** Start of RECORDS PROVIDED **

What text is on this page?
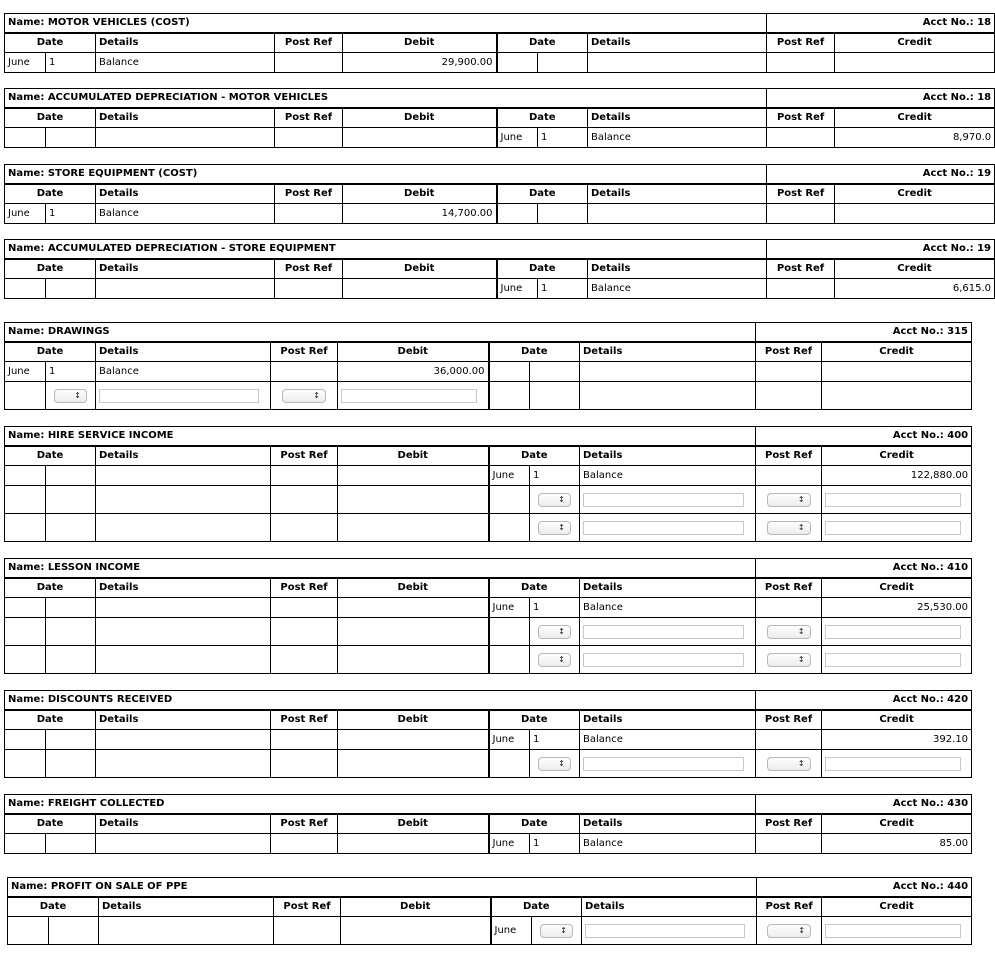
Name: MOTOR VEHICLES (COST)								Acct No.: 18	
Date		Details	Post Ref	Debit	Date		Details	Post Ref	Credit
June	1	Balance		29,900.00					
Name: ACCUMULATED DEPRECIATION - MOTOR VEHICLES								Acct No.: 18	
Date		Details	Post Ref	Debit	Date		Details	Post Ref	Credit
					June	1	Balance		8,970.0
Name: STORE EQUIPMENT (COST)								Acct No.: 19	
Date		Details	Post Ref	Debit	Date		Details	Post Ref	Credit
June	1	Balance		14,700.00					
Name: ACCUMULATED DEPRECIATION - STORE EQUIPMENT								Acct No.: 19	
Date		Details	Post Ref	Debit	Date		Details	Post Ref	Credit
					June	1	Balance		6,615.0
Name: DRAWINGS								Acct No.: 315	
Date		Details	Post Ref	Debit	Date		Details	Post Ref	Credit
June	1	Balance		36,000.00					
	↕		↕						
Name: HIRE SERVICE INCOME								Acct No.: 400	
Date		Details	Post Ref	Debit	Date		Details	Post Ref	Credit
					June	1	Balance		122,880.00
						↕		↕	
						↕		↕	
Name: LESSON INCOME								Acct No.: 410	
Date		Details	Post Ref	Debit	Date		Details	Post Ref	Credit
					June	1	Balance		25,530.00
						↕		↕	
						↕		↕	
Name: DISCOUNTS RECEIVED								Acct No.: 420	
Date		Details	Post Ref	Debit	Date		Details	Post Ref	Credit
					June	1	Balance		392.10
						↕		↕	
Name: FREIGHT COLLECTED								Acct No.: 430	
Date		Details	Post Ref	Debit	Date		Details	Post Ref	Credit
					June	1	Balance		85.00
Name: PROFIT ON SALE OF PPE								Acct No.: 440	
Date		Details	Post Ref	Debit	Date		Details	Post Ref	Credit
					June	↕		↕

** End of RECORDS PROVIDED **

- YOUR OBJECTIVE -
Look over the listing above. Pick out and copy every line that includes "Name".

- THE REPLY -
Name: MOTOR VEHICLES (COST)								Acct No.: 18	
Name: ACCUMULATED DEPRECIATION - MOTOR VEHICLES								Acct No.: 18	
Name: STORE EQUIPMENT (COST)								Acct No.: 19	
Name: ACCUMULATED DEPRECIATION - STORE EQUIPMENT								Acct No.: 19	
Name: DRAWINGS								Acct No.: 315	
Name: HIRE SERVICE INCOME								Acct No.: 400	
Name: LESSON INCOME								Acct No.: 410	
Name: DISCOUNTS RECEIVED								Acct No.: 420	
Name: FREIGHT COLLECTED								Acct No.: 430	
Name: PROFIT ON SALE OF PPE								Acct No.: 440	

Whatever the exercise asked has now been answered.